What to work on - Copy out every line from the one containing "191, 470, 209]" down to the one containing "855, 368, 886]", both included, without changing anything.

Annotated region listings:
- - - - -

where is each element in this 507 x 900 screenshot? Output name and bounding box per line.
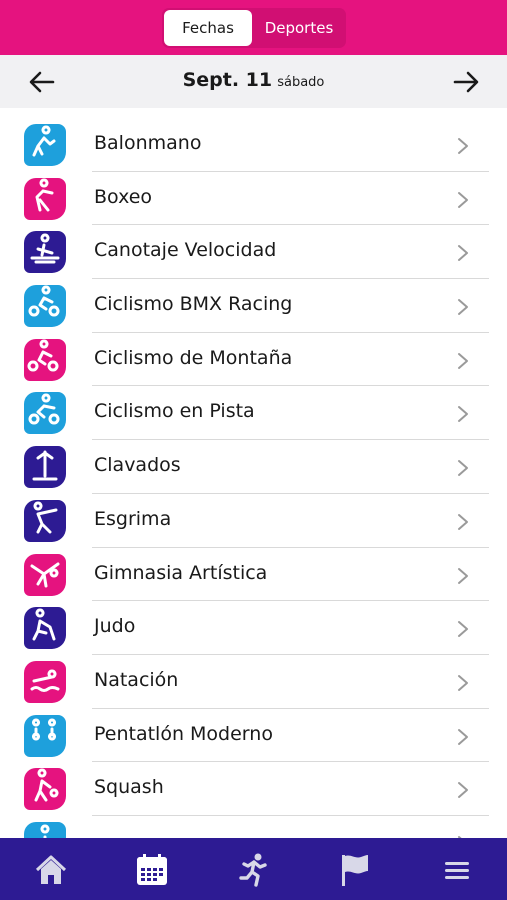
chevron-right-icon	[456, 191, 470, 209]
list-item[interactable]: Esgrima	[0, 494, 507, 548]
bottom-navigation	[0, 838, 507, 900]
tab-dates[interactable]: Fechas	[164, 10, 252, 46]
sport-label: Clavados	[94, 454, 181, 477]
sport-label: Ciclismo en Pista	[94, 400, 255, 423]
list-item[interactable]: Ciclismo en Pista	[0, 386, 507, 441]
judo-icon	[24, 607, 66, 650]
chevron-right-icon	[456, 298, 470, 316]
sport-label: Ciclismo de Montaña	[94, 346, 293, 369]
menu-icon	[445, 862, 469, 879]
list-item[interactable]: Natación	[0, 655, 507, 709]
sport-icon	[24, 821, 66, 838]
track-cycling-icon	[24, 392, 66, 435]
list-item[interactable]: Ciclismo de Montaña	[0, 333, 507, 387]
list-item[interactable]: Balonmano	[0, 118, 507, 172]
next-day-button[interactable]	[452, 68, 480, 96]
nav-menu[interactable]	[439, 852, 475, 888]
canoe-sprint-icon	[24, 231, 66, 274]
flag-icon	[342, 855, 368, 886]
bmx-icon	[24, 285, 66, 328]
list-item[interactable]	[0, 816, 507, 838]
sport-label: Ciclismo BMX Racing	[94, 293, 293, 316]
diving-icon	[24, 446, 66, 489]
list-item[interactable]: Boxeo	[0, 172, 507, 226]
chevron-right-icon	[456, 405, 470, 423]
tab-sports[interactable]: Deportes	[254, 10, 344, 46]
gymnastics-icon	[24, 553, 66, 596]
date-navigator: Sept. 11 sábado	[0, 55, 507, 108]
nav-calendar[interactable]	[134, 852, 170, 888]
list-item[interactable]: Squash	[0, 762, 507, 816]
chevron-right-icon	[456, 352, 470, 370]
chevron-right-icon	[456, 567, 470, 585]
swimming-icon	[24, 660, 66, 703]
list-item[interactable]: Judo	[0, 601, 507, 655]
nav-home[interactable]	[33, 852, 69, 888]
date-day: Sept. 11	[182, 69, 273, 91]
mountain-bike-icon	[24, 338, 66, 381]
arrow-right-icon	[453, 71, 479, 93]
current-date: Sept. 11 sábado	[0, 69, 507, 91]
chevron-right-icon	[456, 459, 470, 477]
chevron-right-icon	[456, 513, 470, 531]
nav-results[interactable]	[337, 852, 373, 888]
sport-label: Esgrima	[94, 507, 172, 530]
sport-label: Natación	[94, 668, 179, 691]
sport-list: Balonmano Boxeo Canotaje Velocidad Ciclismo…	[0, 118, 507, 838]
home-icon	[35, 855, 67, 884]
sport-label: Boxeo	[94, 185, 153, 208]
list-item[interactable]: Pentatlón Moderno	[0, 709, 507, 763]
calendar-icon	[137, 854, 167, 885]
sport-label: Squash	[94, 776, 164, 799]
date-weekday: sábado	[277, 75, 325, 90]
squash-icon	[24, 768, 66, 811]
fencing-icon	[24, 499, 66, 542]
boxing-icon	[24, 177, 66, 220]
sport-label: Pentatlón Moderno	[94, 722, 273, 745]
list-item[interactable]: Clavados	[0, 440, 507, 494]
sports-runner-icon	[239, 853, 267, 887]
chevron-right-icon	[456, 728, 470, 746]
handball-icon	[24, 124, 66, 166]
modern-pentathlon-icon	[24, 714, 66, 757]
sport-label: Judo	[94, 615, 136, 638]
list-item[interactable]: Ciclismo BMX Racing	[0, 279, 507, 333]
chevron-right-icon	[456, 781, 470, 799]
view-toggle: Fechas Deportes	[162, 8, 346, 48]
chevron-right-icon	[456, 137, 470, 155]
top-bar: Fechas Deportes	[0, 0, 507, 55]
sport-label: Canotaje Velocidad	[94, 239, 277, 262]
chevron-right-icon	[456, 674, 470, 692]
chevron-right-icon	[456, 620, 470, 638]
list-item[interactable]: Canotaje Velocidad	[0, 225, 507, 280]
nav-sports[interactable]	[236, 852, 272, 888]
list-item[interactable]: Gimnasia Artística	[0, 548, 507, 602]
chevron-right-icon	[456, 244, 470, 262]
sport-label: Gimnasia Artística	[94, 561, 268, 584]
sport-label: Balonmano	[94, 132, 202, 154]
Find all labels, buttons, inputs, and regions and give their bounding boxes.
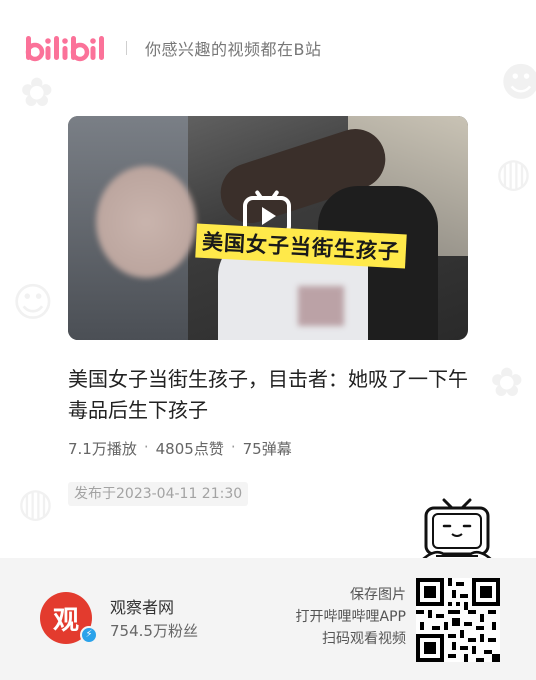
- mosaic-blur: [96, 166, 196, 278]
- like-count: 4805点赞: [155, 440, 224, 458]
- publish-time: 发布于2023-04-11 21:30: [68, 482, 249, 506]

- - - - -

Output of the exercise -
chevron-right-icon	[456, 191, 470, 209]
list-item[interactable]: Esgrima	[0, 494, 507, 548]
bottom-navigation	[0, 838, 507, 900]
tab-dates[interactable]: Fechas	[164, 10, 252, 46]
sport-label: Clavados	[94, 454, 181, 477]
sport-label: Ciclismo en Pista	[94, 400, 255, 423]
list-item[interactable]: Ciclismo en Pista	[0, 386, 507, 441]
judo-icon	[24, 607, 66, 650]
chevron-right-icon	[456, 298, 470, 316]
sport-label: Ciclismo de Montaña	[94, 346, 293, 369]
menu-icon	[445, 862, 469, 879]
list-item[interactable]: Natación	[0, 655, 507, 709]
sport-icon	[24, 821, 66, 838]
track-cycling-icon	[24, 392, 66, 435]
list-item[interactable]: Ciclismo de Montaña	[0, 333, 507, 387]
list-item[interactable]: Balonmano	[0, 118, 507, 172]
next-day-button[interactable]	[452, 68, 480, 96]
nav-menu[interactable]	[439, 852, 475, 888]
canoe-sprint-icon	[24, 231, 66, 274]
flag-icon	[342, 855, 368, 886]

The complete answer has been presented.